▶ **What is required**
Give only the number of lines that include the string "Reduktionsgrad".

****

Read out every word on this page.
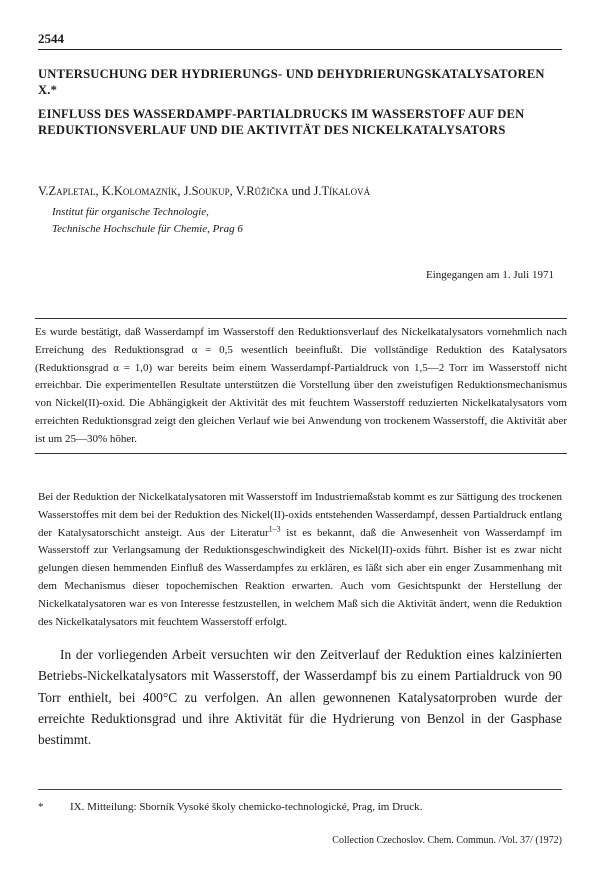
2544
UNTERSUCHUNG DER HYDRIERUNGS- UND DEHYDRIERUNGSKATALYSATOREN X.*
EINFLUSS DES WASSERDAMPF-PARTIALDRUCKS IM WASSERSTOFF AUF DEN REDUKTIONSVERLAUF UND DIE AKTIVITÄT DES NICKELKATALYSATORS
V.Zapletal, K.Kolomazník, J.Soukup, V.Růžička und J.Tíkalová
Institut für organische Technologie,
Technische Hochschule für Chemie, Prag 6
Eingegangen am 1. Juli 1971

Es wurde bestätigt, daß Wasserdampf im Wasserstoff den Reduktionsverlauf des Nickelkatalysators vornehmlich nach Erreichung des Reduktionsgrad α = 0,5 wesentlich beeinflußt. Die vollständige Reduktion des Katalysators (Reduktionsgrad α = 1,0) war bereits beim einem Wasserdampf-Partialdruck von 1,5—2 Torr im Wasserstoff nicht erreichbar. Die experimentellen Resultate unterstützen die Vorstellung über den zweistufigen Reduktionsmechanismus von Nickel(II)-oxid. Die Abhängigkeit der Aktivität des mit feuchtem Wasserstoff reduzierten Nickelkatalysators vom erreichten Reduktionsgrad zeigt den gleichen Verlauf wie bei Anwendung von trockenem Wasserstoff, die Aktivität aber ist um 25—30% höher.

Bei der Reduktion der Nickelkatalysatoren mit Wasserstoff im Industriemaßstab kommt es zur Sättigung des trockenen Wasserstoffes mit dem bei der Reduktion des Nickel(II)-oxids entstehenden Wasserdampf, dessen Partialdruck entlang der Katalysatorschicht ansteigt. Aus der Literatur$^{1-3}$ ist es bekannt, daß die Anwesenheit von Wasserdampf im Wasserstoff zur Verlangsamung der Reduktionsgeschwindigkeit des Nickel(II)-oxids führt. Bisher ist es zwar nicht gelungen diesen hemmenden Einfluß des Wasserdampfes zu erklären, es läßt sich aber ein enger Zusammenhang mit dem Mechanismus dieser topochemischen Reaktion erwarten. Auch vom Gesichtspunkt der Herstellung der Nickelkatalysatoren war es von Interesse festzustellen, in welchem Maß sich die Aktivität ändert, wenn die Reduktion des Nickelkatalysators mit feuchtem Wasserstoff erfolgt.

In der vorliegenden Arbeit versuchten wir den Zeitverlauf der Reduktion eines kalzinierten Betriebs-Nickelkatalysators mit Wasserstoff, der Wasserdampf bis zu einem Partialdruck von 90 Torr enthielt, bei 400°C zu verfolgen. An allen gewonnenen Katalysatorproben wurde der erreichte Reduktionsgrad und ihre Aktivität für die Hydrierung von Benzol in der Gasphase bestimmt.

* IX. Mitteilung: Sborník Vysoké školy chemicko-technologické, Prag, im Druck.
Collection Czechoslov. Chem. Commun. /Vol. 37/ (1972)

****

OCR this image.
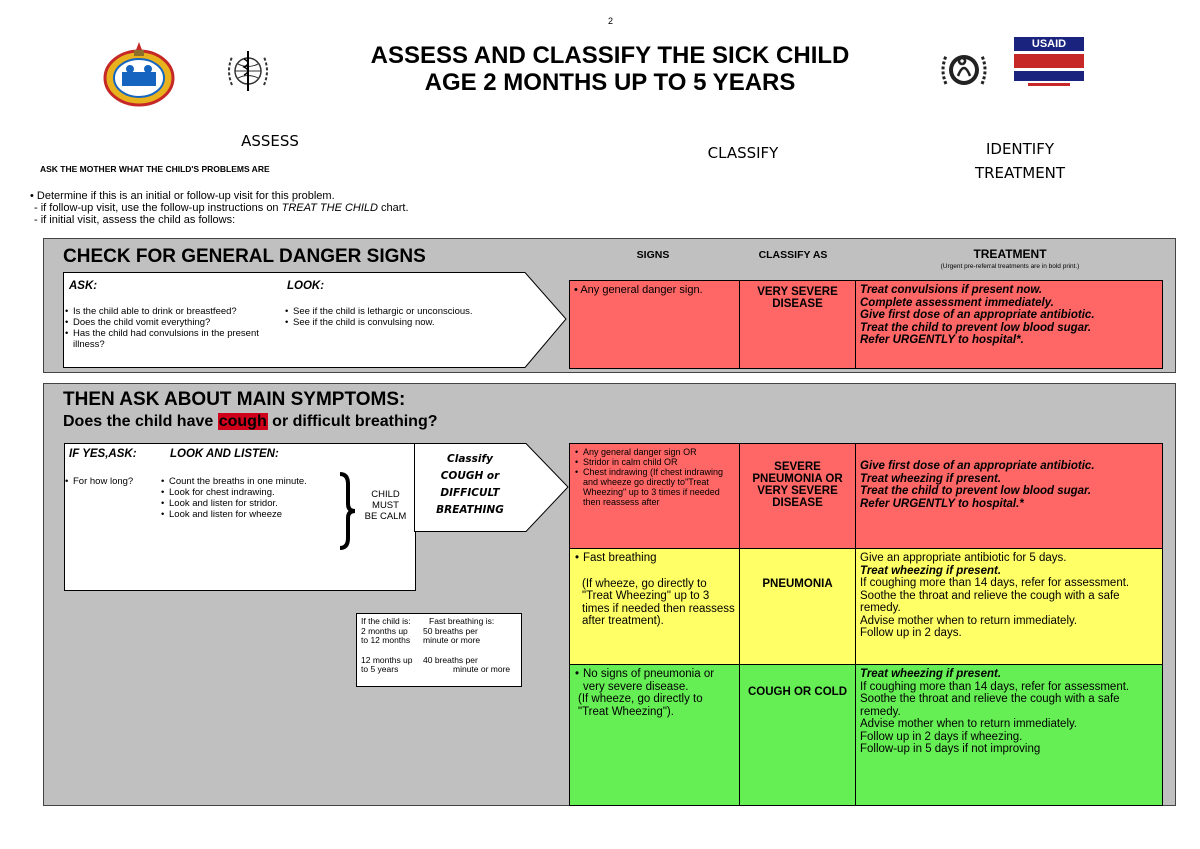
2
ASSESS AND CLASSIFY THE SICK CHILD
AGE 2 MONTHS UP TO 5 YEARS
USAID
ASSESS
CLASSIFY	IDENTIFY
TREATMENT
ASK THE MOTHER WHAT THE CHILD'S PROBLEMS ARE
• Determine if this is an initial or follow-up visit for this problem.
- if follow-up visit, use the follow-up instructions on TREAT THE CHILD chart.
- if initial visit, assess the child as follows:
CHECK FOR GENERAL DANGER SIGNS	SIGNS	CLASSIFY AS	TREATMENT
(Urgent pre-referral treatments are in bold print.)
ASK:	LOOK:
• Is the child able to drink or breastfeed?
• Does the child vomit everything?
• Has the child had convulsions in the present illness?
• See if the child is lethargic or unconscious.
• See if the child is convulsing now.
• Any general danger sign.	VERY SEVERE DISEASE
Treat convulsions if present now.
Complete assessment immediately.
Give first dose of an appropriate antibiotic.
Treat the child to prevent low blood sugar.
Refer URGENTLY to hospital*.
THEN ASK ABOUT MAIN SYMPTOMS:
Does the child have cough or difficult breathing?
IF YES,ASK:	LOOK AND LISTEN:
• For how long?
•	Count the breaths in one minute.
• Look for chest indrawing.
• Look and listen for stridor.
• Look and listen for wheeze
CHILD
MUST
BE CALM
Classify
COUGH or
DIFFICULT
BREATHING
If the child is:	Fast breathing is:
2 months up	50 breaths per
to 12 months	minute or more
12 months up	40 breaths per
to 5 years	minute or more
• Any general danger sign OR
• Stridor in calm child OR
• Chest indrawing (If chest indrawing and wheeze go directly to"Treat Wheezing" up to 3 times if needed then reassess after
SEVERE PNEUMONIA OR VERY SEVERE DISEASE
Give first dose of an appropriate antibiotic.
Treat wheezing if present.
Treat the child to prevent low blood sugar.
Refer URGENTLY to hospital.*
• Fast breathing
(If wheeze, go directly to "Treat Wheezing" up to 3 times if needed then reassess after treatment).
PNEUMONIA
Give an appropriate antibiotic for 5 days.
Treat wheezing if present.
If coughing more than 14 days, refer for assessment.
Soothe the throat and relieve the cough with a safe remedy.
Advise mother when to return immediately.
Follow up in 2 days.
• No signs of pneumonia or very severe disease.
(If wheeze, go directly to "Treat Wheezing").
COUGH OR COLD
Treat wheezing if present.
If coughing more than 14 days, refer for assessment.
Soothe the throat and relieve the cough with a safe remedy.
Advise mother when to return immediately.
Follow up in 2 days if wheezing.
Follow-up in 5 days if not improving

****

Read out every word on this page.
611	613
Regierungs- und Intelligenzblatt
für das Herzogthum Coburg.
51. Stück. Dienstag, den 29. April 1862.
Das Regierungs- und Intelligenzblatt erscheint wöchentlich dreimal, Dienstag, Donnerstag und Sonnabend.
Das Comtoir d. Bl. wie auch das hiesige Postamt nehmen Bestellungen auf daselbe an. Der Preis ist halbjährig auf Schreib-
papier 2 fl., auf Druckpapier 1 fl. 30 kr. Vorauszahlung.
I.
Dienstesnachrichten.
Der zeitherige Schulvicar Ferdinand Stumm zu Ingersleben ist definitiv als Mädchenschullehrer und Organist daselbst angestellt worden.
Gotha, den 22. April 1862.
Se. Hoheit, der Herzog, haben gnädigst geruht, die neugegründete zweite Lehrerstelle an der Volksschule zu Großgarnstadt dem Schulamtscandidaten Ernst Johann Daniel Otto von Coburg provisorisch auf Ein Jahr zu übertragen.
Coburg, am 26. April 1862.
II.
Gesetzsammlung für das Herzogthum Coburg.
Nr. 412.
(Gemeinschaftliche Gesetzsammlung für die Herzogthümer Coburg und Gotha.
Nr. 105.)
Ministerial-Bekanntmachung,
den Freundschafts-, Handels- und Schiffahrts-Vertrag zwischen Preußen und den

****

▶ **Written response**
2